[WORK REQUIRED]
For the entries below, how many lines include the word "electricity"? Give the figure and nothing more.

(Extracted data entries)

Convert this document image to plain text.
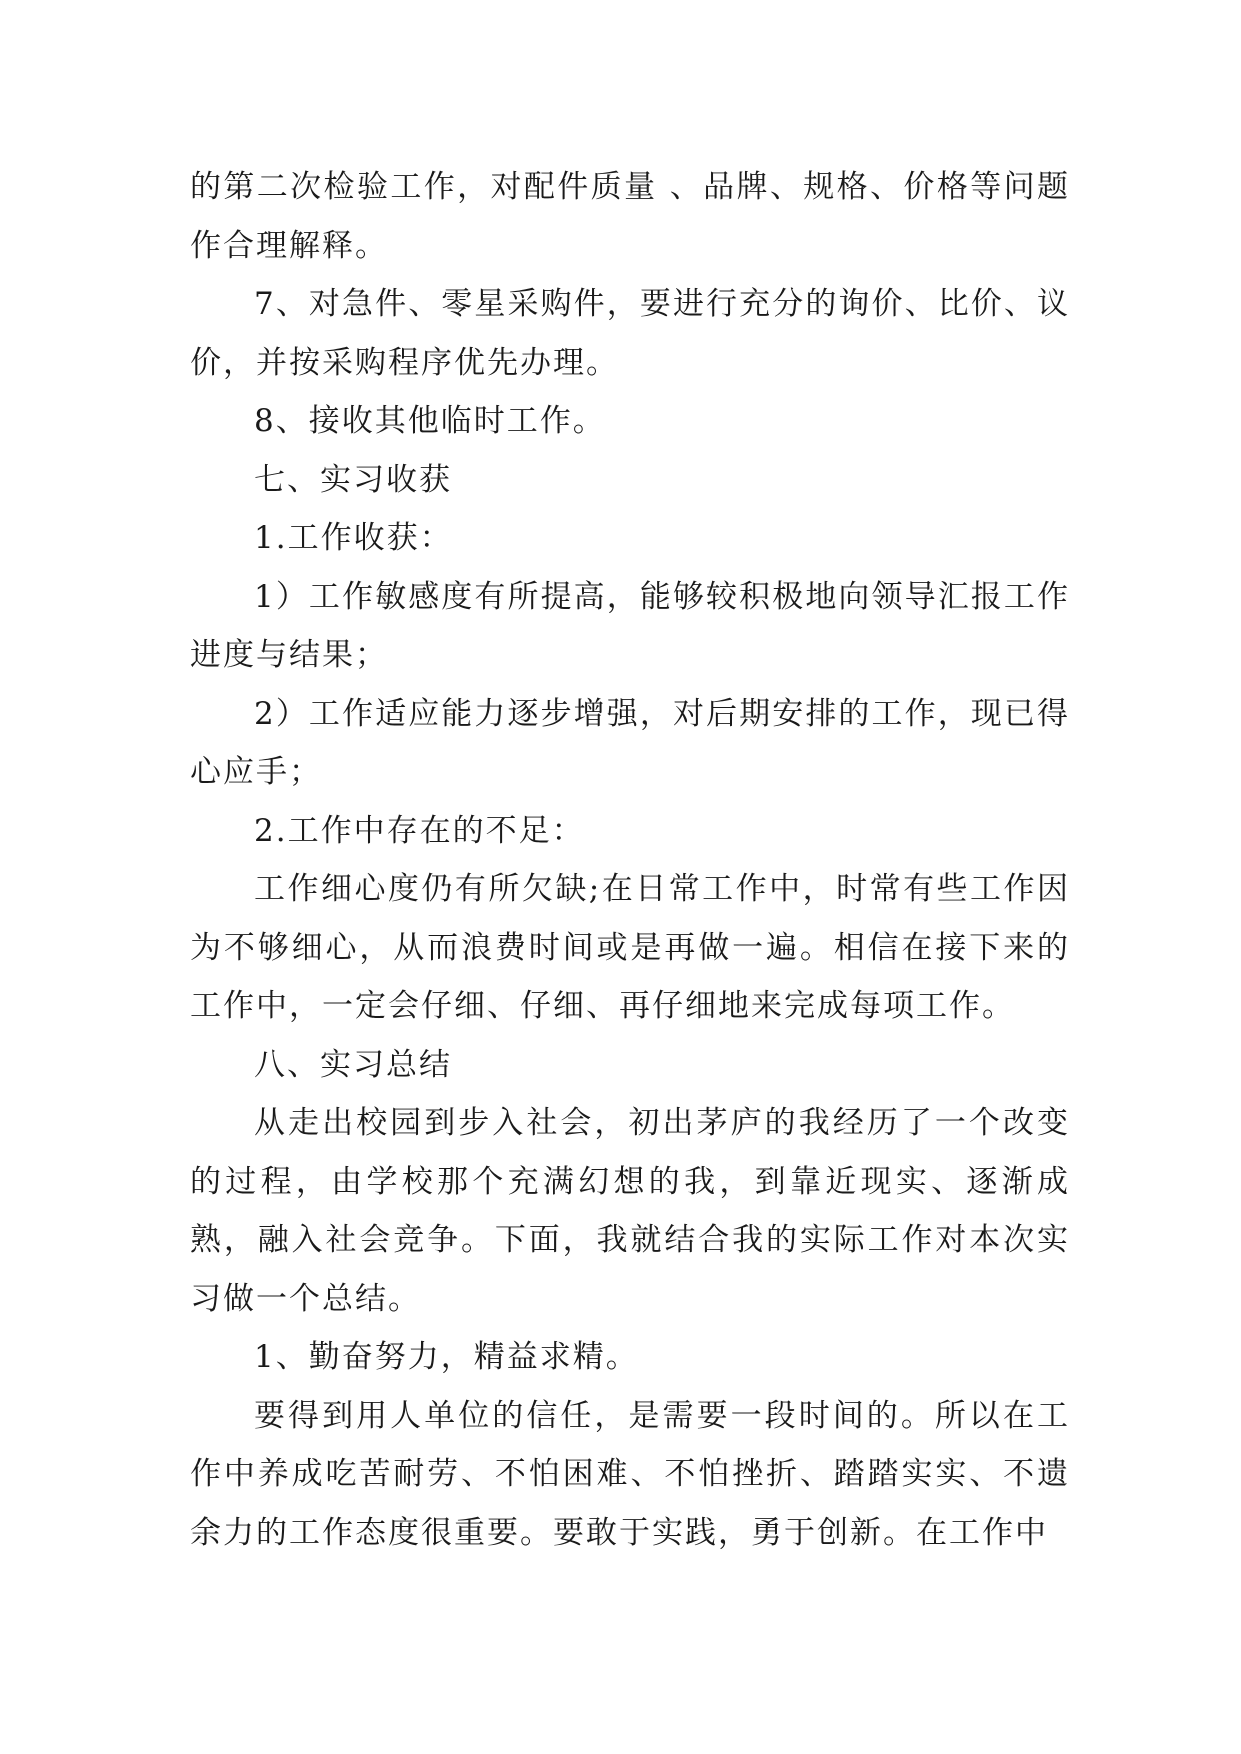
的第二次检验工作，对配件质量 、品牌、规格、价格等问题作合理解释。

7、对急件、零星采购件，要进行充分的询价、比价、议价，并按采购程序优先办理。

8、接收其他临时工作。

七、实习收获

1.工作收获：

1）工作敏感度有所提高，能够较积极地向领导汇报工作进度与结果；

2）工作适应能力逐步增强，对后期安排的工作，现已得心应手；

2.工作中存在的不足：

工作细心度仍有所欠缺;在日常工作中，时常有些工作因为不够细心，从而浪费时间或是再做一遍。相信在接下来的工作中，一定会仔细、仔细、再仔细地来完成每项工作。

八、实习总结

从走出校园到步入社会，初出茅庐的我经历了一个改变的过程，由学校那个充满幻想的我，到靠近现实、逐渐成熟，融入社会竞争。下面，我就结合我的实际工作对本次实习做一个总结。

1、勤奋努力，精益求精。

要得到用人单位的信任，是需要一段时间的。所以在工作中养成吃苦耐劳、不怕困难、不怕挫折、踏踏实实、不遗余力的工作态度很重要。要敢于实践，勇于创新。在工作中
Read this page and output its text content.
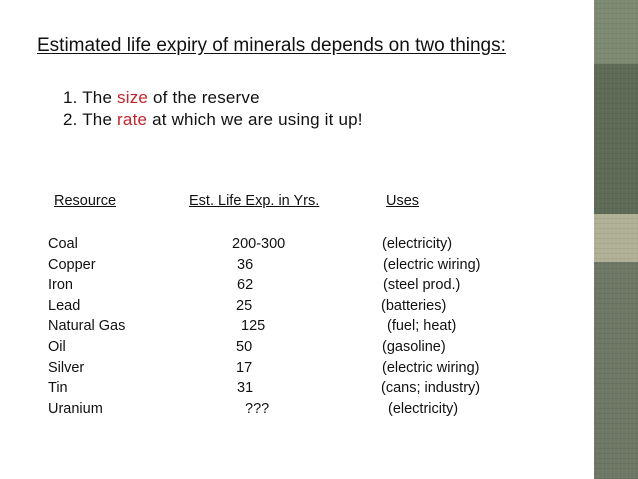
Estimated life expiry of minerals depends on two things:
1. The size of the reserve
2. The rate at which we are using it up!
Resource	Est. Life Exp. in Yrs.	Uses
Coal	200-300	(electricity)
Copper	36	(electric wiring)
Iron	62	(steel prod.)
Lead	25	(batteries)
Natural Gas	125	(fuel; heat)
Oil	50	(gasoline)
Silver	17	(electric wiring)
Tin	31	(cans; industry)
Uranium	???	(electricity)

[ANSWER TO THIS PROBLEM]
2